=== SET EXERCISE ===
Below is a set of entries. Reproduce exactly the lines from the one containing "OCR this image." through the end, both included.

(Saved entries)

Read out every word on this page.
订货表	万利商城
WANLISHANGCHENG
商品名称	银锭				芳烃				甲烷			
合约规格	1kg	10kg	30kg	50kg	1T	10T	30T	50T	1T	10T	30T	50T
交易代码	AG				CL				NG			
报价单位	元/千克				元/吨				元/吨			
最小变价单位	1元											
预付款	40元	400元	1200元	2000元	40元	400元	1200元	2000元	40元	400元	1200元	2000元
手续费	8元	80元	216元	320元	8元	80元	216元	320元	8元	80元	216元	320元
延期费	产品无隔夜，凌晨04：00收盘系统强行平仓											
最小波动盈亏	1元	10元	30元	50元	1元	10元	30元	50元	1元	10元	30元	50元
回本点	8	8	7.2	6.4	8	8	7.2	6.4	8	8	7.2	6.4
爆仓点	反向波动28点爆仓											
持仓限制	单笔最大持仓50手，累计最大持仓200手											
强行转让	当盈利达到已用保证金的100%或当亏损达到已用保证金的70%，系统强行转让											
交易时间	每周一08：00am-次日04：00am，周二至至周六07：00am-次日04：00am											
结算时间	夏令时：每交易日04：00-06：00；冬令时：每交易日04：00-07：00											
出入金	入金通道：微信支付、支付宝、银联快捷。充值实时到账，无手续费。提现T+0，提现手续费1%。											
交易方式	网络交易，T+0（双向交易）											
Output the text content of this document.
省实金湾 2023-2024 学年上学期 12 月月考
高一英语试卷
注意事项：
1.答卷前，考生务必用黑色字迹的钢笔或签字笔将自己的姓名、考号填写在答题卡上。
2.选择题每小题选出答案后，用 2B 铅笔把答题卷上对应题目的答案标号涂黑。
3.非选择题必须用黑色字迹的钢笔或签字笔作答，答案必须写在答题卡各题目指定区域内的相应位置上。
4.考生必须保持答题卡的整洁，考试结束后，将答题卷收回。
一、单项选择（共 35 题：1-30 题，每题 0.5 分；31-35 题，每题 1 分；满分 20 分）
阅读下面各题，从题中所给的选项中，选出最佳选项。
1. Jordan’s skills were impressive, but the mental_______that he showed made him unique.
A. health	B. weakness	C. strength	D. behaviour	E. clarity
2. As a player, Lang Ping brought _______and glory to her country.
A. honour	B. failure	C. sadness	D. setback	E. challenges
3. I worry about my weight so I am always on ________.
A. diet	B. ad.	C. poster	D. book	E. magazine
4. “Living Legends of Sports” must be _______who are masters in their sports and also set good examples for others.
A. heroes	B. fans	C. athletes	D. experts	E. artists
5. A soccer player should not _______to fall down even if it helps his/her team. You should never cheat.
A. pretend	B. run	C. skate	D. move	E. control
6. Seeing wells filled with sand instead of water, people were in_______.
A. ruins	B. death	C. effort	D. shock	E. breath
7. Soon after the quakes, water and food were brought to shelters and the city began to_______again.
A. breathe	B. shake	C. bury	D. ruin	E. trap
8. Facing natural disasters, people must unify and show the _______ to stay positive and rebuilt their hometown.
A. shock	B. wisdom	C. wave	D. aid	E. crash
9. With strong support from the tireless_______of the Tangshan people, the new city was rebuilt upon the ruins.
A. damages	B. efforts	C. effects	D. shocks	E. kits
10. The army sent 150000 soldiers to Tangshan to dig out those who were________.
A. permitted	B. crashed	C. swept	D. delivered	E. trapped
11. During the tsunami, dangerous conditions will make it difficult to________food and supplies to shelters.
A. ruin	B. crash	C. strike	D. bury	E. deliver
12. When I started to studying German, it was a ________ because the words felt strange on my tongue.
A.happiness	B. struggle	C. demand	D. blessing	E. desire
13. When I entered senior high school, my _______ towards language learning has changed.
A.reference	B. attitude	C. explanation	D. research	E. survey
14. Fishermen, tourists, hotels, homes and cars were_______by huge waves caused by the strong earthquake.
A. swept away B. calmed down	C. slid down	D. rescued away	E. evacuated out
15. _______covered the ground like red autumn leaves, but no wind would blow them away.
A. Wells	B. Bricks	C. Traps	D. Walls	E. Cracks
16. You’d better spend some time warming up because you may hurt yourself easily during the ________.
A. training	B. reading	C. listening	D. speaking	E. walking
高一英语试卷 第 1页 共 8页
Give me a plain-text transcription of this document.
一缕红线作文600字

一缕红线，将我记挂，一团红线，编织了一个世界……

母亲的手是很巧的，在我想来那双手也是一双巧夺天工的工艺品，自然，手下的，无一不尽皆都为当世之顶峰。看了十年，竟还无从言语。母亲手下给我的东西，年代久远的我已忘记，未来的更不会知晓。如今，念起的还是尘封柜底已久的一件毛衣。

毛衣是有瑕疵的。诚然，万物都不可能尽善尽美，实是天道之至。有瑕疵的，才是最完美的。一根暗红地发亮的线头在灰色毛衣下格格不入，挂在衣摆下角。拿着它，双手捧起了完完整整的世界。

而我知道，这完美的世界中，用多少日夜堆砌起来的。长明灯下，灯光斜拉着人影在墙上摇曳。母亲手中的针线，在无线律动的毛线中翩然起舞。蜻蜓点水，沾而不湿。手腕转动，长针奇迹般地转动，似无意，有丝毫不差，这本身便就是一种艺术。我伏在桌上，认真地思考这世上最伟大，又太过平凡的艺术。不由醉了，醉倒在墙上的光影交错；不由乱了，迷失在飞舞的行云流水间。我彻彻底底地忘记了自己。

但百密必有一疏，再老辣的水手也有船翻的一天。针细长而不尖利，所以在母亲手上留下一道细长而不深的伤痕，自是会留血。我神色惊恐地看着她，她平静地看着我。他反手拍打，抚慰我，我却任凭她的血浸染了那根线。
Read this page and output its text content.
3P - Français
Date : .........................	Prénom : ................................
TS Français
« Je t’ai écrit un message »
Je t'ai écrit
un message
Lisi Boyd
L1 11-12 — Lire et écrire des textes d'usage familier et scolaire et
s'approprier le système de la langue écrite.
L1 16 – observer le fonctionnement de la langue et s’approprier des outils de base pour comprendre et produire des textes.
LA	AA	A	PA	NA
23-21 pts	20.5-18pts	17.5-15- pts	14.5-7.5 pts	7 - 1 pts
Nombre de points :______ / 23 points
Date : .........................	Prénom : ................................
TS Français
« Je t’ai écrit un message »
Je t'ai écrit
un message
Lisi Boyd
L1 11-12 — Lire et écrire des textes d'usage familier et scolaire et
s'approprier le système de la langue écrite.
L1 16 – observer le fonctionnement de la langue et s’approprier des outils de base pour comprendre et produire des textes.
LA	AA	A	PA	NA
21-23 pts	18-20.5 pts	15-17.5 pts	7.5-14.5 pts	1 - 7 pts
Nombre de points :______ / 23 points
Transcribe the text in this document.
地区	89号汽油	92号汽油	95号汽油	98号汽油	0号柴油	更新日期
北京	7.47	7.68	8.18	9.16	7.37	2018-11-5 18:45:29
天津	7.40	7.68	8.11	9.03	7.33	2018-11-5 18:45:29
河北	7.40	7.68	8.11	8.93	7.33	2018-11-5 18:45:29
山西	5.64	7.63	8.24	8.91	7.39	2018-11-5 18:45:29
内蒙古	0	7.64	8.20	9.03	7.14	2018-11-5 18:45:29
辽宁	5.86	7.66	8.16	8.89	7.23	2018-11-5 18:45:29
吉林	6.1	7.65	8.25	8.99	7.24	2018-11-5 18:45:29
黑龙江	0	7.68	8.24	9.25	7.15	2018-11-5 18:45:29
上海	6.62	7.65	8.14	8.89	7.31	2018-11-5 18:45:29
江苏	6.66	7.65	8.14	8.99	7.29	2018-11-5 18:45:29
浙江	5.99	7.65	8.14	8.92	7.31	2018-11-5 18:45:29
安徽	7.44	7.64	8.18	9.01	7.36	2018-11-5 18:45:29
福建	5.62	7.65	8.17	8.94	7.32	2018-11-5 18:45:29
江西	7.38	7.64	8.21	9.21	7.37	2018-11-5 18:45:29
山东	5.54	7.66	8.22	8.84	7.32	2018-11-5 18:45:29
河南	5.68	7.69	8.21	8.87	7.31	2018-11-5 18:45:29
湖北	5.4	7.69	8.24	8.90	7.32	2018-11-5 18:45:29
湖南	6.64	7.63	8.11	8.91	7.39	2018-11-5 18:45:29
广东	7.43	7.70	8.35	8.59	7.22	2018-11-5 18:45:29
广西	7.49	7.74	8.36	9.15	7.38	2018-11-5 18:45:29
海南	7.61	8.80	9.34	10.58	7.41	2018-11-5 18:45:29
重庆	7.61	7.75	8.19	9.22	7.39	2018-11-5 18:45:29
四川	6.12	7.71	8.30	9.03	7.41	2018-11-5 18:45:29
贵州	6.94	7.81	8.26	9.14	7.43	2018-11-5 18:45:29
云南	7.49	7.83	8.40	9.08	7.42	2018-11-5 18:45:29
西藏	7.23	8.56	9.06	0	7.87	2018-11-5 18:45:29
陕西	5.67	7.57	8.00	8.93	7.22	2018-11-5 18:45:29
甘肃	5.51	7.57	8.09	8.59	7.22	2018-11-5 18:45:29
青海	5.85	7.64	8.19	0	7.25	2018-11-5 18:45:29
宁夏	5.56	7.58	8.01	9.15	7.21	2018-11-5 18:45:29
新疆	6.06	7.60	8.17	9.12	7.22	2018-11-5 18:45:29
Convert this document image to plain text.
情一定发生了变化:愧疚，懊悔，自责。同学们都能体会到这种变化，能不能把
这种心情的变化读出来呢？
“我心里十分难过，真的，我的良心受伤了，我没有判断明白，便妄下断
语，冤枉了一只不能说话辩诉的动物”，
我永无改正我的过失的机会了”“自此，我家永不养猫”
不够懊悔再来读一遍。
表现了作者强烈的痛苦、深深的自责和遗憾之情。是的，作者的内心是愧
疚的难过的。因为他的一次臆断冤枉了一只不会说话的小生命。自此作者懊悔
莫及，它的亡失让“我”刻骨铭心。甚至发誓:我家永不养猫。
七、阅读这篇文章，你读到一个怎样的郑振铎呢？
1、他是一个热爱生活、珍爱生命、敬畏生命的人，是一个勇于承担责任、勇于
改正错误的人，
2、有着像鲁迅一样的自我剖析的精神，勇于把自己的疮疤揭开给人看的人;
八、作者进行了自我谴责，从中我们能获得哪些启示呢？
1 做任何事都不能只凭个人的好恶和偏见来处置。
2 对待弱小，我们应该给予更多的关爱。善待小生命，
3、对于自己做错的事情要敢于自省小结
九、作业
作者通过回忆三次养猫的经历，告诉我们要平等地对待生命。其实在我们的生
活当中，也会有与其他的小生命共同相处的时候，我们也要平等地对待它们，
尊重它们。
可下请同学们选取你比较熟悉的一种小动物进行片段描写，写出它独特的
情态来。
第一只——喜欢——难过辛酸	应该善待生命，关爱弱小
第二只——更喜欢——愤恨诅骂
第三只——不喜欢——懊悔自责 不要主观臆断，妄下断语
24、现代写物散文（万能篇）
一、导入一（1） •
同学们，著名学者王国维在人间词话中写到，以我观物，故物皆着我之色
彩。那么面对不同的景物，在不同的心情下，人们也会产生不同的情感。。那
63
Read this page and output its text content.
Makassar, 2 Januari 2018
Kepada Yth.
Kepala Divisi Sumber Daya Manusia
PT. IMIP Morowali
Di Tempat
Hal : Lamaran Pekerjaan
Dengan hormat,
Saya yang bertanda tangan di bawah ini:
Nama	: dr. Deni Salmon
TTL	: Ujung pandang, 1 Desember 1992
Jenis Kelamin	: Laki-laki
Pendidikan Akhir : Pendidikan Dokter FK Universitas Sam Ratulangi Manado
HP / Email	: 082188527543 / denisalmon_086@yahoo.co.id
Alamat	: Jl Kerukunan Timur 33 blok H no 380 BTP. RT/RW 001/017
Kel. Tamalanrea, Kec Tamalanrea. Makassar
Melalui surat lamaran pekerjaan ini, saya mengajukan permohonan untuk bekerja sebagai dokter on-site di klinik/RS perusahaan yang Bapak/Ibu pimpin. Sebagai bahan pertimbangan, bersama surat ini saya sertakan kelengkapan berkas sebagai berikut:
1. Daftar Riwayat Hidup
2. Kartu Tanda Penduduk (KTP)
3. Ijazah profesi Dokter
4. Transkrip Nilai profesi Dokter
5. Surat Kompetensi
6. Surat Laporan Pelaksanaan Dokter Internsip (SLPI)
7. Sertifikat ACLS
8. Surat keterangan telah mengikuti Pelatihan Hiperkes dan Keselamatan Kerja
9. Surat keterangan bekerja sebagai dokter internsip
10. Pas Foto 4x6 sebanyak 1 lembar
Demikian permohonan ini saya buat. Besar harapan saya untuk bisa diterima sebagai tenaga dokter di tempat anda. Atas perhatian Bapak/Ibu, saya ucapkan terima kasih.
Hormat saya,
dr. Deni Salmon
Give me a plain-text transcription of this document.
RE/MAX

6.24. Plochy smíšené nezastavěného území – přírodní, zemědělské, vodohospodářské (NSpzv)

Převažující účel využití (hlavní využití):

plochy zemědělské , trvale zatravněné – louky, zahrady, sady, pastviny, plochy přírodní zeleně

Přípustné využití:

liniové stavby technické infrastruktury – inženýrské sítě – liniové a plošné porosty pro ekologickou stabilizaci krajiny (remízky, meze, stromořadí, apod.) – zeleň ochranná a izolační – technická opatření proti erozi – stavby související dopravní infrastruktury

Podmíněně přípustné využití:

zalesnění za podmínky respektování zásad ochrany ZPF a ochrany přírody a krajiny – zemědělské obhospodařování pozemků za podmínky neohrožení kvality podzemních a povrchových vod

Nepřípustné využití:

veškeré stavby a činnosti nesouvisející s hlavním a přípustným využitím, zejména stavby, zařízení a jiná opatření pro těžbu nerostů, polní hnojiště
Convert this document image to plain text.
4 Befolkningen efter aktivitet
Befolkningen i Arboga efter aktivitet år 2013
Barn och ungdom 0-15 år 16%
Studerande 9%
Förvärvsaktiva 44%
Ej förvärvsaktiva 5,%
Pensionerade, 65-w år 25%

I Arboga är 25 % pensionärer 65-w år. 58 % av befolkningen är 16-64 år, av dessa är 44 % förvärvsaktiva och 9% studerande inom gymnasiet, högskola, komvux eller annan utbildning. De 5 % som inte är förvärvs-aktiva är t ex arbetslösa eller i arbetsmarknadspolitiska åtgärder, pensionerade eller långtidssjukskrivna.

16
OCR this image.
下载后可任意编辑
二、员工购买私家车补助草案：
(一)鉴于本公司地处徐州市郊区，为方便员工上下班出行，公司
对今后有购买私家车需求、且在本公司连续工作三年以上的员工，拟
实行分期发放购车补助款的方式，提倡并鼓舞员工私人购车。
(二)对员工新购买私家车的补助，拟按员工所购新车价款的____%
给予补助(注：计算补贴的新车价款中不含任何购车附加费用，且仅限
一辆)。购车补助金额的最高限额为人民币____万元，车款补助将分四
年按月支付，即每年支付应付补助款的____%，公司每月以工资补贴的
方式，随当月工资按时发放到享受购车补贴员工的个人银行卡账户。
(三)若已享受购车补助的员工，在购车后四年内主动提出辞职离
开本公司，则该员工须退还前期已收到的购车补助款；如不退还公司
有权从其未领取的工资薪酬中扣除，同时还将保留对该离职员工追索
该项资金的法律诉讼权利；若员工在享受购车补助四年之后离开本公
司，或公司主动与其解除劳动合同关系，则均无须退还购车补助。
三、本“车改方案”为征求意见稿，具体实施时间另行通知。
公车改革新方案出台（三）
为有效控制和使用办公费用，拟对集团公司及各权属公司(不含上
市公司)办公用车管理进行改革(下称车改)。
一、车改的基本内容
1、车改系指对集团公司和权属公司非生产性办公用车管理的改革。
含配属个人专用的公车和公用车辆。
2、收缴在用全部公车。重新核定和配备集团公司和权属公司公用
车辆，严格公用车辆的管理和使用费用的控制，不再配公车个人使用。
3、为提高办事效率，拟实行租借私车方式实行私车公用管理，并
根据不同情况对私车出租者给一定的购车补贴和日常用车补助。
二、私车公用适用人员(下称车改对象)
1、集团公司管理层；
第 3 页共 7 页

=== REPLY ===
OCR this image.
下载后可任意编辑
二、员工购买私家车补助草案：
(一)鉴于本公司地处徐州市郊区，为方便员工上下班出行，公司
对今后有购买私家车需求、且在本公司连续工作三年以上的员工，拟
实行分期发放购车补助款的方式，提倡并鼓舞员工私人购车。
(二)对员工新购买私家车的补助，拟按员工所购新车价款的____%
给予补助(注：计算补贴的新车价款中不含任何购车附加费用，且仅限
一辆)。购车补助金额的最高限额为人民币____万元，车款补助将分四
年按月支付，即每年支付应付补助款的____%，公司每月以工资补贴的
方式，随当月工资按时发放到享受购车补贴员工的个人银行卡账户。
(三)若已享受购车补助的员工，在购车后四年内主动提出辞职离
开本公司，则该员工须退还前期已收到的购车补助款；如不退还公司
有权从其未领取的工资薪酬中扣除，同时还将保留对该离职员工追索
该项资金的法律诉讼权利；若员工在享受购车补助四年之后离开本公
司，或公司主动与其解除劳动合同关系，则均无须退还购车补助。
三、本“车改方案”为征求意见稿，具体实施时间另行通知。
公车改革新方案出台（三）
为有效控制和使用办公费用，拟对集团公司及各权属公司(不含上
市公司)办公用车管理进行改革(下称车改)。
一、车改的基本内容
1、车改系指对集团公司和权属公司非生产性办公用车管理的改革。
含配属个人专用的公车和公用车辆。
2、收缴在用全部公车。重新核定和配备集团公司和权属公司公用
车辆，严格公用车辆的管理和使用费用的控制，不再配公车个人使用。
3、为提高办事效率，拟实行租借私车方式实行私车公用管理，并
根据不同情况对私车出租者给一定的购车补贴和日常用车补助。
二、私车公用适用人员(下称车改对象)
1、集团公司管理层；
第 3 页共 7 页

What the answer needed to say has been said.